━━ ENTRIES ━━

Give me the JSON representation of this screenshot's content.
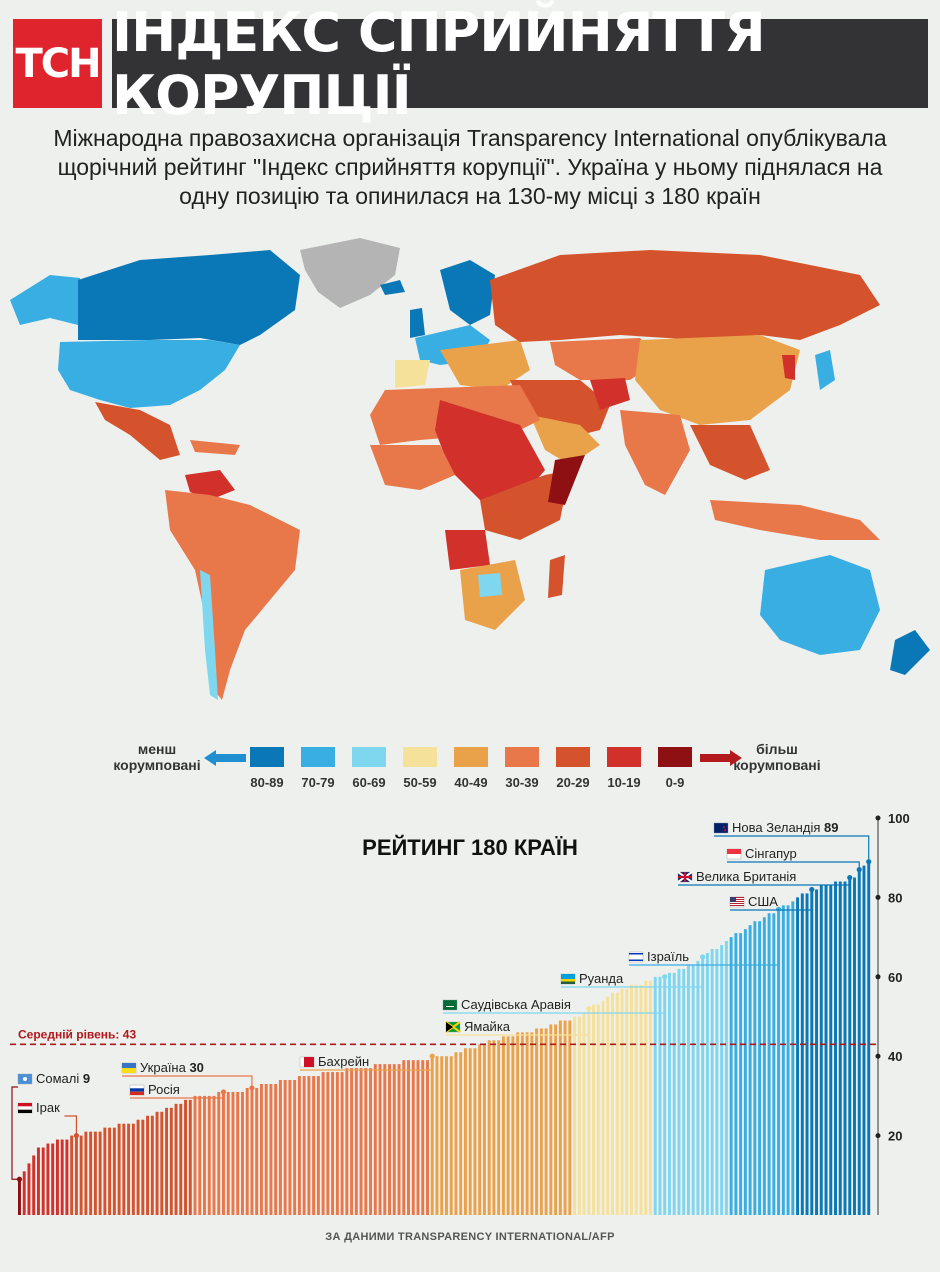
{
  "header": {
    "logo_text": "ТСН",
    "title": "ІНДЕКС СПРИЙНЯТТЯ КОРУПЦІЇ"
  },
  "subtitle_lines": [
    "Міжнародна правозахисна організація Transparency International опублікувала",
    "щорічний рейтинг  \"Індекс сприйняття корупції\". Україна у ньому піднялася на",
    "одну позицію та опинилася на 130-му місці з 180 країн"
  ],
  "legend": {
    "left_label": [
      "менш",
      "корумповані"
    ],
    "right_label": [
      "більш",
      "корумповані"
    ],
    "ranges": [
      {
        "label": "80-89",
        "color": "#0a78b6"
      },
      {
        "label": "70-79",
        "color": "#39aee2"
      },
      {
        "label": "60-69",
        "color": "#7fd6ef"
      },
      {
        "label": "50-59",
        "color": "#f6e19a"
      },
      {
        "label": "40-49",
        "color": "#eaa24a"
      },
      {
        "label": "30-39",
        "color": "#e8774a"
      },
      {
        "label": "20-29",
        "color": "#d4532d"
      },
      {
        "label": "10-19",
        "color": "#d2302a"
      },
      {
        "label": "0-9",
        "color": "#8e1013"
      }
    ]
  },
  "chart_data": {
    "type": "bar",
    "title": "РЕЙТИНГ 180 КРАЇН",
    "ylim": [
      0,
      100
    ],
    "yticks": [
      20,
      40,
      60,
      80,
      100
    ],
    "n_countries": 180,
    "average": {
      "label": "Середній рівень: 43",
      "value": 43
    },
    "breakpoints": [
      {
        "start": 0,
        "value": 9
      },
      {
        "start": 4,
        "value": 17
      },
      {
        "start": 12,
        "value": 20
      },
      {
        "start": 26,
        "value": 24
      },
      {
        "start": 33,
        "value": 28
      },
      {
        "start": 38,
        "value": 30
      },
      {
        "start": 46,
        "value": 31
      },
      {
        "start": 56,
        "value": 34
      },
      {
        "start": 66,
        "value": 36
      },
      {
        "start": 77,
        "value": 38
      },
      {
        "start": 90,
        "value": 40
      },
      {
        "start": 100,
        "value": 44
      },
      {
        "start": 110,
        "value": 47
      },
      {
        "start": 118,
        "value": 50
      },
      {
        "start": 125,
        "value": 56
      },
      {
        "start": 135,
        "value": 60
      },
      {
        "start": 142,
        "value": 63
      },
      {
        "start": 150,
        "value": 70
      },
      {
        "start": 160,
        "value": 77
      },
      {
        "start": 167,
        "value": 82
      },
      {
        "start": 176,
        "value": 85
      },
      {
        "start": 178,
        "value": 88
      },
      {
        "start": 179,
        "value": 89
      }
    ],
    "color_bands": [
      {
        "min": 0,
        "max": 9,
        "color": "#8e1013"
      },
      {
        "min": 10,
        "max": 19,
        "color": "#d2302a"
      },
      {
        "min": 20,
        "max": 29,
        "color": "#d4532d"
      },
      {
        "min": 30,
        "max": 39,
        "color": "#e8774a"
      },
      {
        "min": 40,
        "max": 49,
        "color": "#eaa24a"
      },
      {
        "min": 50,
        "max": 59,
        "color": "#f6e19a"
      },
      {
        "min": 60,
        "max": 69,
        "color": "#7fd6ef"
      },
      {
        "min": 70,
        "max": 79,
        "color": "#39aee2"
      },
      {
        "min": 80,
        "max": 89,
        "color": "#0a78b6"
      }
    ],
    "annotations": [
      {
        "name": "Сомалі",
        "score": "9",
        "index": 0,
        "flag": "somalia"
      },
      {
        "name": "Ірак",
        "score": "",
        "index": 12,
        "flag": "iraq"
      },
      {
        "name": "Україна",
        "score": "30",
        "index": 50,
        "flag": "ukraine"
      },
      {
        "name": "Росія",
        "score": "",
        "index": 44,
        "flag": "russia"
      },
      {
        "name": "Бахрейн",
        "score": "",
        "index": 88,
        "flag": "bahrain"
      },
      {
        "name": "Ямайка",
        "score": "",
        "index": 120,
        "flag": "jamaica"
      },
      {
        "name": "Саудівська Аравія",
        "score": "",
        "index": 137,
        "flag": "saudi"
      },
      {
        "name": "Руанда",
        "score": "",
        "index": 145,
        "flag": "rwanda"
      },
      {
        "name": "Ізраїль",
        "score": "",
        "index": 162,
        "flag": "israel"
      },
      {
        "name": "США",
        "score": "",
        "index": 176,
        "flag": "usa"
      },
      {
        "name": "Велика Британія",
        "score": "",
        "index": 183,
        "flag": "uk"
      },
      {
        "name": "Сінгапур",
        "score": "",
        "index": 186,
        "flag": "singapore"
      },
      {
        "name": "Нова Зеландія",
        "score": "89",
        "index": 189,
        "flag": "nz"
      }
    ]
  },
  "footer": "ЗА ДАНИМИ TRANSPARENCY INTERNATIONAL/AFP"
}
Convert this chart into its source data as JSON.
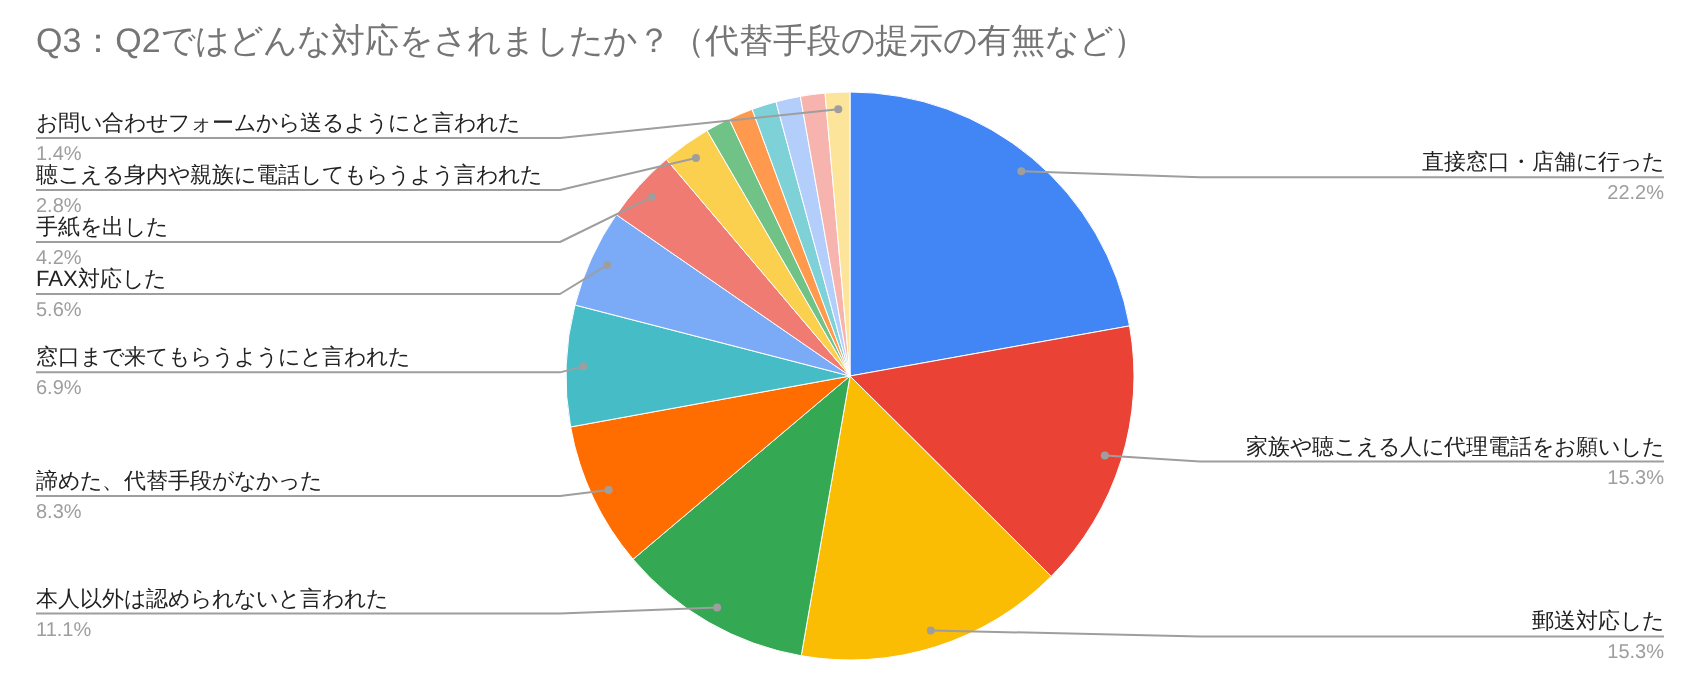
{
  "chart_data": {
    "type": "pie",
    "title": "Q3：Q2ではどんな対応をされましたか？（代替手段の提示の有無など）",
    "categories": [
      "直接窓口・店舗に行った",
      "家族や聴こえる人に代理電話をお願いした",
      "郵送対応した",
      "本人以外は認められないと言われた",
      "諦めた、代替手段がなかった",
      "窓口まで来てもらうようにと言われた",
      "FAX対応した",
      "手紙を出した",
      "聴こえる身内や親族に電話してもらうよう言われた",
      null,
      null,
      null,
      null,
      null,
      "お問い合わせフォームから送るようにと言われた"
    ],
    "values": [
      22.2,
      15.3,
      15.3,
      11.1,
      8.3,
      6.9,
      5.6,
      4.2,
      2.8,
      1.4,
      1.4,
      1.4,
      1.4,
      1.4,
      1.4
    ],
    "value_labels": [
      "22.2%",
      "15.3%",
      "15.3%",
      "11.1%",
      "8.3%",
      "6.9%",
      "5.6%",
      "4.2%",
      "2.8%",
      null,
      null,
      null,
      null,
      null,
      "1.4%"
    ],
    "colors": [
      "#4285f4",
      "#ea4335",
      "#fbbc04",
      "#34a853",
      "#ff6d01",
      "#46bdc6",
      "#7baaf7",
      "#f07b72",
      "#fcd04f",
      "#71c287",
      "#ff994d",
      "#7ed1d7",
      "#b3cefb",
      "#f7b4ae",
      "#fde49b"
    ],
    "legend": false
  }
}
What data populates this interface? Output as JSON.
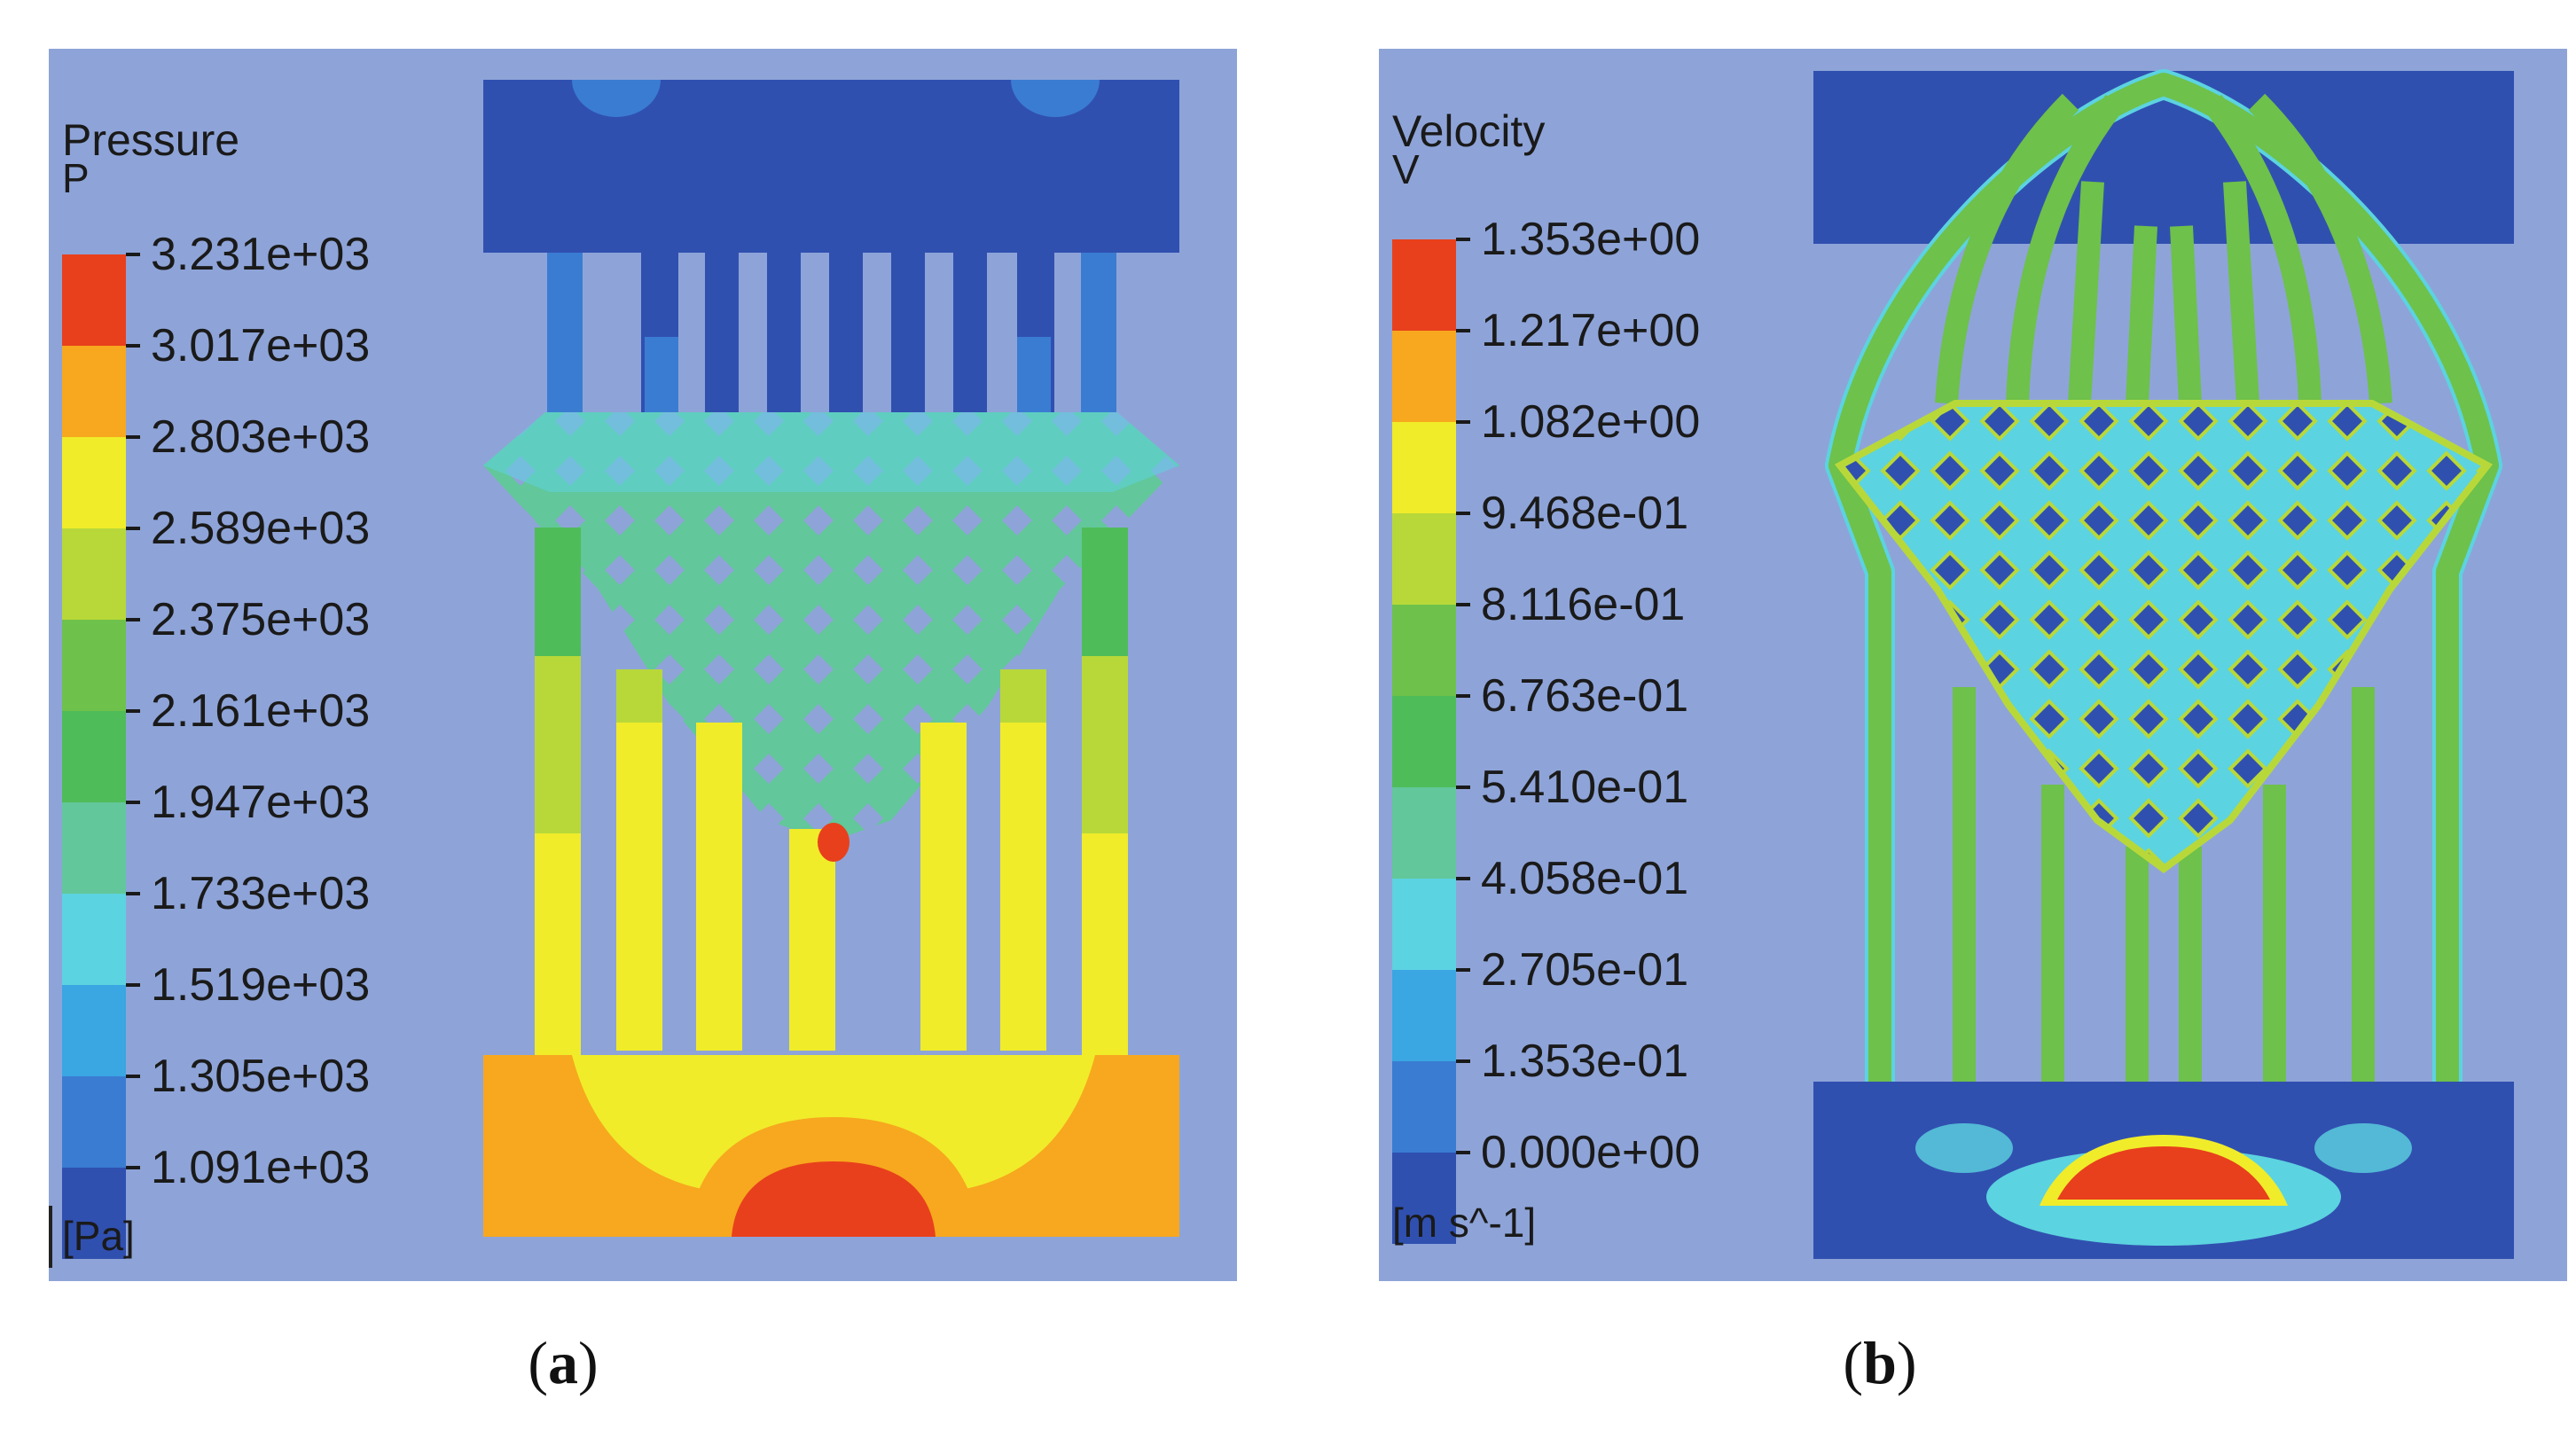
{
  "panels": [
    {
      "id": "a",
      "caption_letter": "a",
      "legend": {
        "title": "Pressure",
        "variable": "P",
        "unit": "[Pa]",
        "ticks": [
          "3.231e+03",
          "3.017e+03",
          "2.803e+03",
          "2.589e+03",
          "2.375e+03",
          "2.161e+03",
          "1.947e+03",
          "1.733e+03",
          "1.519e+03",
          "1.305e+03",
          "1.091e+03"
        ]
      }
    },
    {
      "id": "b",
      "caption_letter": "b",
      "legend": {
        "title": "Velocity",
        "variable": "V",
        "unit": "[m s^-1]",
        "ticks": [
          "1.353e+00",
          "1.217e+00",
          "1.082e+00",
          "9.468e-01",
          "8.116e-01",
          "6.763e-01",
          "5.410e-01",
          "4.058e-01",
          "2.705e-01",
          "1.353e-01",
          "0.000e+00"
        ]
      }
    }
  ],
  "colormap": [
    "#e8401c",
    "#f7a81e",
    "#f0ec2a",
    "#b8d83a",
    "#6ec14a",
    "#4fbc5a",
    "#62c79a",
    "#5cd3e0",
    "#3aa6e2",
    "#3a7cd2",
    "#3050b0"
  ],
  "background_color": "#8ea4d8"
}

━━━

## WRITTEN REQUEST
Go through the listing above and report how many of its lines contain the word "this", with only the number as output.

## OUTPUT OF THE EXERCISE
3